EXERCISE GOAL » Reproduce all of the material word for word.

PROVIDED MATERIAL »
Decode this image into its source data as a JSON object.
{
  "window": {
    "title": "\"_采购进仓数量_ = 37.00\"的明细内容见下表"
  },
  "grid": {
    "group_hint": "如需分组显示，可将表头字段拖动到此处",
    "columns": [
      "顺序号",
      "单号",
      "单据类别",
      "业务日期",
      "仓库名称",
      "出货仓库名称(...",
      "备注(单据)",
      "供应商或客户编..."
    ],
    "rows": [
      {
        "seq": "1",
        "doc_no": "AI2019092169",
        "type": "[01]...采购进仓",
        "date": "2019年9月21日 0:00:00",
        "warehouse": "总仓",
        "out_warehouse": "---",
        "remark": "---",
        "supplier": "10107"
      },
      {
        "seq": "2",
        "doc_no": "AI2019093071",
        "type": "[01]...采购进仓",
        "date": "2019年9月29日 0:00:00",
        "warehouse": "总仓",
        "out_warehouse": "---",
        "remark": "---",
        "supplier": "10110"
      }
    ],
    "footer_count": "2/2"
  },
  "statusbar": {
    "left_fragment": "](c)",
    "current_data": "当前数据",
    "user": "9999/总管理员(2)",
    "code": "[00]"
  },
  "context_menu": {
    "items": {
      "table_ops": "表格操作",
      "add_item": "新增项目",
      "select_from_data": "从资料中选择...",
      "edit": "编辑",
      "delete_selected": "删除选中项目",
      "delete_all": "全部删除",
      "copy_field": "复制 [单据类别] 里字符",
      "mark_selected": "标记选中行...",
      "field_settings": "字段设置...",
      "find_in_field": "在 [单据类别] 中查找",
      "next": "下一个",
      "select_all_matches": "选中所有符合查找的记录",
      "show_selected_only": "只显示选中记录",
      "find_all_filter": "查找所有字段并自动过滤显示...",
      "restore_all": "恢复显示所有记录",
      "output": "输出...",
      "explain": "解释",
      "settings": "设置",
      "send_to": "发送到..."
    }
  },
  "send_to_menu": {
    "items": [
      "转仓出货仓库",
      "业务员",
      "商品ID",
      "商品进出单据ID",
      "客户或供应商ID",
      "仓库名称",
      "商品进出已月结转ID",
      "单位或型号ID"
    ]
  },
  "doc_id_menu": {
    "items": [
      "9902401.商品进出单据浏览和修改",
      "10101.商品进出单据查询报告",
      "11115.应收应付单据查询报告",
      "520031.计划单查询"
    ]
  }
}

TASK RESULT »
Decode this image into its source data as a JSON object.
{
  "window": {
    "title": "\"_采购进仓数量_ = 37.00\"的明细内容见下表"
  },
  "grid": {
    "group_hint": "如需分组显示，可将表头字段拖动到此处",
    "columns": [
      "顺序号",
      "单号",
      "单据类别",
      "业务日期",
      "仓库名称",
      "出货仓库名称(...",
      "备注(单据)",
      "供应商或客户编..."
    ],
    "rows": [
      {
        "seq": "1",
        "doc_no": "AI2019092169",
        "type": "[01]...采购进仓",
        "date": "2019年9月21日 0:00:00",
        "warehouse": "总仓",
        "out_warehouse": "---",
        "remark": "---",
        "supplier": "10107"
      },
      {
        "seq": "2",
        "doc_no": "AI2019093071",
        "type": "[01]...采购进仓",
        "date": "2019年9月29日 0:00:00",
        "warehouse": "总仓",
        "out_warehouse": "---",
        "remark": "---",
        "supplier": "10110"
      }
    ],
    "footer_count": "2/2"
  },
  "statusbar": {
    "left_fragment": "](c)",
    "current_data": "当前数据",
    "user": "9999/总管理员(2)",
    "code": "[00]"
  },
  "context_menu": {
    "items": {
      "table_ops": "表格操作",
      "add_item": "新增项目",
      "select_from_data": "从资料中选择...",
      "edit": "编辑",
      "delete_selected": "删除选中项目",
      "delete_all": "全部删除",
      "copy_field": "复制 [单据类别] 里字符",
      "mark_selected": "标记选中行...",
      "field_settings": "字段设置...",
      "find_in_field": "在 [单据类别] 中查找",
      "next": "下一个",
      "select_all_matches": "选中所有符合查找的记录",
      "show_selected_only": "只显示选中记录",
      "find_all_filter": "查找所有字段并自动过滤显示...",
      "restore_all": "恢复显示所有记录",
      "output": "输出...",
      "explain": "解释",
      "settings": "设置",
      "send_to": "发送到..."
    }
  },
  "send_to_menu": {
    "items": [
      "转仓出货仓库",
      "业务员",
      "商品ID",
      "商品进出单据ID",
      "客户或供应商ID",
      "仓库名称",
      "商品进出已月结转ID",
      "单位或型号ID"
    ]
  },
  "doc_id_menu": {
    "items": [
      "9902401.商品进出单据浏览和修改",
      "10101.商品进出单据查询报告",
      "11115.应收应付单据查询报告",
      "520031.计划单查询"
    ]
  }
}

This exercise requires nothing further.